* [Brief]: Make an exact copy of the lines below.

* [Records for the task]:
┌──
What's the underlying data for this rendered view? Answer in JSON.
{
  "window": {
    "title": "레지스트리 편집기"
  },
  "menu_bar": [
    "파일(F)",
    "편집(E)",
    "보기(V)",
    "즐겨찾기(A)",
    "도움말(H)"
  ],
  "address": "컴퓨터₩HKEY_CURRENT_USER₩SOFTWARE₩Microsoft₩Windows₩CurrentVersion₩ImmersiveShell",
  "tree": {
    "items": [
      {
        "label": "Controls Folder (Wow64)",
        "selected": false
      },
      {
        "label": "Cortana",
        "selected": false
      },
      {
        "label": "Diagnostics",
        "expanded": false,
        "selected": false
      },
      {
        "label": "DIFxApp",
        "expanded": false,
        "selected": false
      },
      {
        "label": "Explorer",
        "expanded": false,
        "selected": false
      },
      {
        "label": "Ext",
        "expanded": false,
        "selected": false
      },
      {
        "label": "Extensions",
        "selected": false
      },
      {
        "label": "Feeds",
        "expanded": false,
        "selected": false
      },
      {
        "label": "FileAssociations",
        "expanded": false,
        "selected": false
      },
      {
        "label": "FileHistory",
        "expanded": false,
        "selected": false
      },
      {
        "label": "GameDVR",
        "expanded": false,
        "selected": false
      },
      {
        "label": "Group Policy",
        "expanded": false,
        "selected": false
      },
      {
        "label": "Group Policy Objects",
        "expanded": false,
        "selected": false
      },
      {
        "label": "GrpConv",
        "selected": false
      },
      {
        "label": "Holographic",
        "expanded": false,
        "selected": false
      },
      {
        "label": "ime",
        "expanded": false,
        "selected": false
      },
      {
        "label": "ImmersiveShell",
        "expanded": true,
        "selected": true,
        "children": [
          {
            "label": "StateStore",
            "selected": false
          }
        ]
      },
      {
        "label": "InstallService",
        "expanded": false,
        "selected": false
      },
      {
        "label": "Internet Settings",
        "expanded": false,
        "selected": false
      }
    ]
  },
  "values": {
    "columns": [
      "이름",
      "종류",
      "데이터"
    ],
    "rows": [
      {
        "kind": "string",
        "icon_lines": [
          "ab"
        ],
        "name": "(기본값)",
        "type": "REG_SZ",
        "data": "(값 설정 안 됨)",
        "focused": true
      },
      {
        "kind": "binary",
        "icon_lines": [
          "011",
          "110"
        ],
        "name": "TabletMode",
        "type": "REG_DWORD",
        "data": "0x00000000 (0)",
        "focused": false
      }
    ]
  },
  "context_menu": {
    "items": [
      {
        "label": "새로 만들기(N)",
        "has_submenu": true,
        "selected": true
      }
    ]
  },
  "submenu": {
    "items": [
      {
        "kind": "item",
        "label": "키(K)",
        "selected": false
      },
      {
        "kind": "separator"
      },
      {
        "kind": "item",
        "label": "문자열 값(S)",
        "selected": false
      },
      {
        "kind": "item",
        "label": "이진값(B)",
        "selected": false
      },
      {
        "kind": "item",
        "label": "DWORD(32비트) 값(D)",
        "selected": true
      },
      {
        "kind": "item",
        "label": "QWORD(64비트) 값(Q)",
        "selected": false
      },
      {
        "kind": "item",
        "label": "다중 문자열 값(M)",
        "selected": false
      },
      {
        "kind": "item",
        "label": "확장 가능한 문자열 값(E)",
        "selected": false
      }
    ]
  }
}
└──
* [Written reply]:
What's the underlying data for this rendered view? Answer in JSON.
{
  "window": {
    "title": "레지스트리 편집기"
  },
  "menu_bar": [
    "파일(F)",
    "편집(E)",
    "보기(V)",
    "즐겨찾기(A)",
    "도움말(H)"
  ],
  "address": "컴퓨터₩HKEY_CURRENT_USER₩SOFTWARE₩Microsoft₩Windows₩CurrentVersion₩ImmersiveShell",
  "tree": {
    "items": [
      {
        "label": "Controls Folder (Wow64)",
        "selected": false
      },
      {
        "label": "Cortana",
        "selected": false
      },
      {
        "label": "Diagnostics",
        "expanded": false,
        "selected": false
      },
      {
        "label": "DIFxApp",
        "expanded": false,
        "selected": false
      },
      {
        "label": "Explorer",
        "expanded": false,
        "selected": false
      },
      {
        "label": "Ext",
        "expanded": false,
        "selected": false
      },
      {
        "label": "Extensions",
        "selected": false
      },
      {
        "label": "Feeds",
        "expanded": false,
        "selected": false
      },
      {
        "label": "FileAssociations",
        "expanded": false,
        "selected": false
      },
      {
        "label": "FileHistory",
        "expanded": false,
        "selected": false
      },
      {
        "label": "GameDVR",
        "expanded": false,
        "selected": false
      },
      {
        "label": "Group Policy",
        "expanded": false,
        "selected": false
      },
      {
        "label": "Group Policy Objects",
        "expanded": false,
        "selected": false
      },
      {
        "label": "GrpConv",
        "selected": false
      },
      {
        "label": "Holographic",
        "expanded": false,
        "selected": false
      },
      {
        "label": "ime",
        "expanded": false,
        "selected": false
      },
      {
        "label": "ImmersiveShell",
        "expanded": true,
        "selected": true,
        "children": [
          {
            "label": "StateStore",
            "selected": false
          }
        ]
      },
      {
        "label": "InstallService",
        "expanded": false,
        "selected": false
      },
      {
        "label": "Internet Settings",
        "expanded": false,
        "selected": false
      }
    ]
  },
  "values": {
    "columns": [
      "이름",
      "종류",
      "데이터"
    ],
    "rows": [
      {
        "kind": "string",
        "icon_lines": [
          "ab"
        ],
        "name": "(기본값)",
        "type": "REG_SZ",
        "data": "(값 설정 안 됨)",
        "focused": true
      },
      {
        "kind": "binary",
        "icon_lines": [
          "011",
          "110"
        ],
        "name": "TabletMode",
        "type": "REG_DWORD",
        "data": "0x00000000 (0)",
        "focused": false
      }
    ]
  },
  "context_menu": {
    "items": [
      {
        "label": "새로 만들기(N)",
        "has_submenu": true,
        "selected": true
      }
    ]
  },
  "submenu": {
    "items": [
      {
        "kind": "item",
        "label": "키(K)",
        "selected": false
      },
      {
        "kind": "separator"
      },
      {
        "kind": "item",
        "label": "문자열 값(S)",
        "selected": false
      },
      {
        "kind": "item",
        "label": "이진값(B)",
        "selected": false
      },
      {
        "kind": "item",
        "label": "DWORD(32비트) 값(D)",
        "selected": true
      },
      {
        "kind": "item",
        "label": "QWORD(64비트) 값(Q)",
        "selected": false
      },
      {
        "kind": "item",
        "label": "다중 문자열 값(M)",
        "selected": false
      },
      {
        "kind": "item",
        "label": "확장 가능한 문자열 값(E)",
        "selected": false
      }
    ]
  }
}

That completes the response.